ASSIGNMENT: Restate every record word for word, without the pictures.

───── DATASET EXTRACT

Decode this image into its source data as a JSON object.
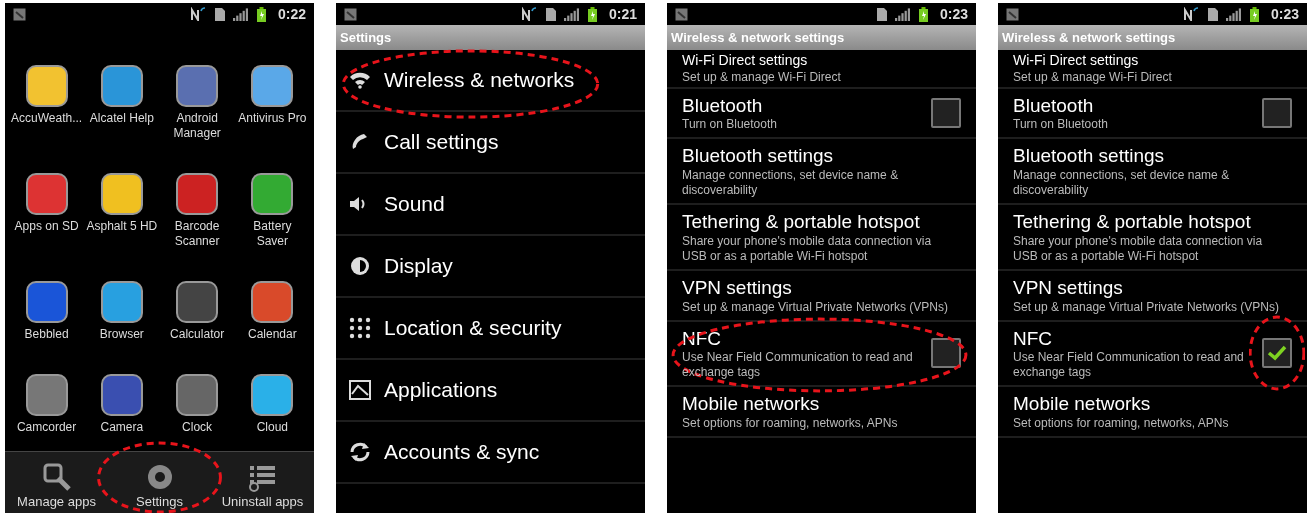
{
  "screens": [
    {
      "kind": "launcher",
      "status_bar": {
        "nfc": true,
        "time": "0:22"
      },
      "apps": [
        {
          "label": "AccuWeath..."
        },
        {
          "label": "Alcatel Help"
        },
        {
          "label": "Android Manager"
        },
        {
          "label": "Antivirus Pro"
        },
        {
          "label": "Apps on SD"
        },
        {
          "label": "Asphalt 5 HD"
        },
        {
          "label": "Barcode Scanner"
        },
        {
          "label": "Battery Saver"
        },
        {
          "label": "Bebbled"
        },
        {
          "label": "Browser"
        },
        {
          "label": "Calculator"
        },
        {
          "label": "Calendar"
        },
        {
          "label": "Camcorder"
        },
        {
          "label": "Camera"
        },
        {
          "label": "Clock"
        },
        {
          "label": "Cloud"
        }
      ],
      "dock": [
        {
          "label": "Manage apps",
          "highlighted": false
        },
        {
          "label": "Settings",
          "highlighted": true
        },
        {
          "label": "Uninstall apps",
          "highlighted": false
        }
      ]
    },
    {
      "kind": "menu",
      "status_bar": {
        "nfc": true,
        "time": "0:21"
      },
      "title": "Settings",
      "items": [
        {
          "label": "Wireless & networks",
          "highlighted": true
        },
        {
          "label": "Call settings",
          "highlighted": false
        },
        {
          "label": "Sound",
          "highlighted": false
        },
        {
          "label": "Display",
          "highlighted": false
        },
        {
          "label": "Location & security",
          "highlighted": false
        },
        {
          "label": "Applications",
          "highlighted": false
        },
        {
          "label": "Accounts & sync",
          "highlighted": false
        }
      ]
    },
    {
      "kind": "prefs",
      "status_bar": {
        "nfc": false,
        "time": "0:23"
      },
      "title": "Wireless & network settings",
      "items": [
        {
          "kind": "text",
          "title": "Wi-Fi Direct settings",
          "summary": "Set up & manage Wi-Fi Direct",
          "highlighted": false
        },
        {
          "kind": "checkbox",
          "title": "Bluetooth",
          "summary": "Turn on Bluetooth",
          "checked": false,
          "highlighted": false,
          "checkbox_highlighted": false
        },
        {
          "kind": "text",
          "title": "Bluetooth settings",
          "summary": "Manage connections, set device name & discoverability",
          "highlighted": false
        },
        {
          "kind": "text",
          "title": "Tethering & portable hotspot",
          "summary": "Share your phone's mobile data connection via USB or as a portable Wi-Fi hotspot",
          "highlighted": false
        },
        {
          "kind": "text",
          "title": "VPN settings",
          "summary": "Set up & manage Virtual Private Networks (VPNs)",
          "highlighted": false
        },
        {
          "kind": "checkbox",
          "title": "NFC",
          "summary": "Use Near Field Communication to read and exchange tags",
          "checked": false,
          "highlighted": true,
          "checkbox_highlighted": false
        },
        {
          "kind": "text",
          "title": "Mobile networks",
          "summary": "Set options for roaming, networks, APNs",
          "highlighted": false
        }
      ]
    },
    {
      "kind": "prefs",
      "status_bar": {
        "nfc": true,
        "time": "0:23"
      },
      "title": "Wireless & network settings",
      "items": [
        {
          "kind": "text",
          "title": "Wi-Fi Direct settings",
          "summary": "Set up & manage Wi-Fi Direct",
          "highlighted": false
        },
        {
          "kind": "checkbox",
          "title": "Bluetooth",
          "summary": "Turn on Bluetooth",
          "checked": false,
          "highlighted": false,
          "checkbox_highlighted": false
        },
        {
          "kind": "text",
          "title": "Bluetooth settings",
          "summary": "Manage connections, set device name & discoverability",
          "highlighted": false
        },
        {
          "kind": "text",
          "title": "Tethering & portable hotspot",
          "summary": "Share your phone's mobile data connection via USB or as a portable Wi-Fi hotspot",
          "highlighted": false
        },
        {
          "kind": "text",
          "title": "VPN settings",
          "summary": "Set up & manage Virtual Private Networks (VPNs)",
          "highlighted": false
        },
        {
          "kind": "checkbox",
          "title": "NFC",
          "summary": "Use Near Field Communication to read and exchange tags",
          "checked": true,
          "highlighted": false,
          "checkbox_highlighted": true
        },
        {
          "kind": "text",
          "title": "Mobile networks",
          "summary": "Set options for roaming, networks, APNs",
          "highlighted": false
        }
      ]
    }
  ]
}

──────────

OUTPUT BELOW:
Decode this image into its source data as a JSON object.
{
  "screens": [
    {
      "kind": "launcher",
      "status_bar": {
        "nfc": true,
        "time": "0:22"
      },
      "apps": [
        {
          "label": "AccuWeath..."
        },
        {
          "label": "Alcatel Help"
        },
        {
          "label": "Android Manager"
        },
        {
          "label": "Antivirus Pro"
        },
        {
          "label": "Apps on SD"
        },
        {
          "label": "Asphalt 5 HD"
        },
        {
          "label": "Barcode Scanner"
        },
        {
          "label": "Battery Saver"
        },
        {
          "label": "Bebbled"
        },
        {
          "label": "Browser"
        },
        {
          "label": "Calculator"
        },
        {
          "label": "Calendar"
        },
        {
          "label": "Camcorder"
        },
        {
          "label": "Camera"
        },
        {
          "label": "Clock"
        },
        {
          "label": "Cloud"
        }
      ],
      "dock": [
        {
          "label": "Manage apps",
          "highlighted": false
        },
        {
          "label": "Settings",
          "highlighted": true
        },
        {
          "label": "Uninstall apps",
          "highlighted": false
        }
      ]
    },
    {
      "kind": "menu",
      "status_bar": {
        "nfc": true,
        "time": "0:21"
      },
      "title": "Settings",
      "items": [
        {
          "label": "Wireless & networks",
          "highlighted": true
        },
        {
          "label": "Call settings",
          "highlighted": false
        },
        {
          "label": "Sound",
          "highlighted": false
        },
        {
          "label": "Display",
          "highlighted": false
        },
        {
          "label": "Location & security",
          "highlighted": false
        },
        {
          "label": "Applications",
          "highlighted": false
        },
        {
          "label": "Accounts & sync",
          "highlighted": false
        }
      ]
    },
    {
      "kind": "prefs",
      "status_bar": {
        "nfc": false,
        "time": "0:23"
      },
      "title": "Wireless & network settings",
      "items": [
        {
          "kind": "text",
          "title": "Wi-Fi Direct settings",
          "summary": "Set up & manage Wi-Fi Direct",
          "highlighted": false
        },
        {
          "kind": "checkbox",
          "title": "Bluetooth",
          "summary": "Turn on Bluetooth",
          "checked": false,
          "highlighted": false,
          "checkbox_highlighted": false
        },
        {
          "kind": "text",
          "title": "Bluetooth settings",
          "summary": "Manage connections, set device name & discoverability",
          "highlighted": false
        },
        {
          "kind": "text",
          "title": "Tethering & portable hotspot",
          "summary": "Share your phone's mobile data connection via USB or as a portable Wi-Fi hotspot",
          "highlighted": false
        },
        {
          "kind": "text",
          "title": "VPN settings",
          "summary": "Set up & manage Virtual Private Networks (VPNs)",
          "highlighted": false
        },
        {
          "kind": "checkbox",
          "title": "NFC",
          "summary": "Use Near Field Communication to read and exchange tags",
          "checked": false,
          "highlighted": true,
          "checkbox_highlighted": false
        },
        {
          "kind": "text",
          "title": "Mobile networks",
          "summary": "Set options for roaming, networks, APNs",
          "highlighted": false
        }
      ]
    },
    {
      "kind": "prefs",
      "status_bar": {
        "nfc": true,
        "time": "0:23"
      },
      "title": "Wireless & network settings",
      "items": [
        {
          "kind": "text",
          "title": "Wi-Fi Direct settings",
          "summary": "Set up & manage Wi-Fi Direct",
          "highlighted": false
        },
        {
          "kind": "checkbox",
          "title": "Bluetooth",
          "summary": "Turn on Bluetooth",
          "checked": false,
          "highlighted": false,
          "checkbox_highlighted": false
        },
        {
          "kind": "text",
          "title": "Bluetooth settings",
          "summary": "Manage connections, set device name & discoverability",
          "highlighted": false
        },
        {
          "kind": "text",
          "title": "Tethering & portable hotspot",
          "summary": "Share your phone's mobile data connection via USB or as a portable Wi-Fi hotspot",
          "highlighted": false
        },
        {
          "kind": "text",
          "title": "VPN settings",
          "summary": "Set up & manage Virtual Private Networks (VPNs)",
          "highlighted": false
        },
        {
          "kind": "checkbox",
          "title": "NFC",
          "summary": "Use Near Field Communication to read and exchange tags",
          "checked": true,
          "highlighted": false,
          "checkbox_highlighted": true
        },
        {
          "kind": "text",
          "title": "Mobile networks",
          "summary": "Set options for roaming, networks, APNs",
          "highlighted": false
        }
      ]
    }
  ]
}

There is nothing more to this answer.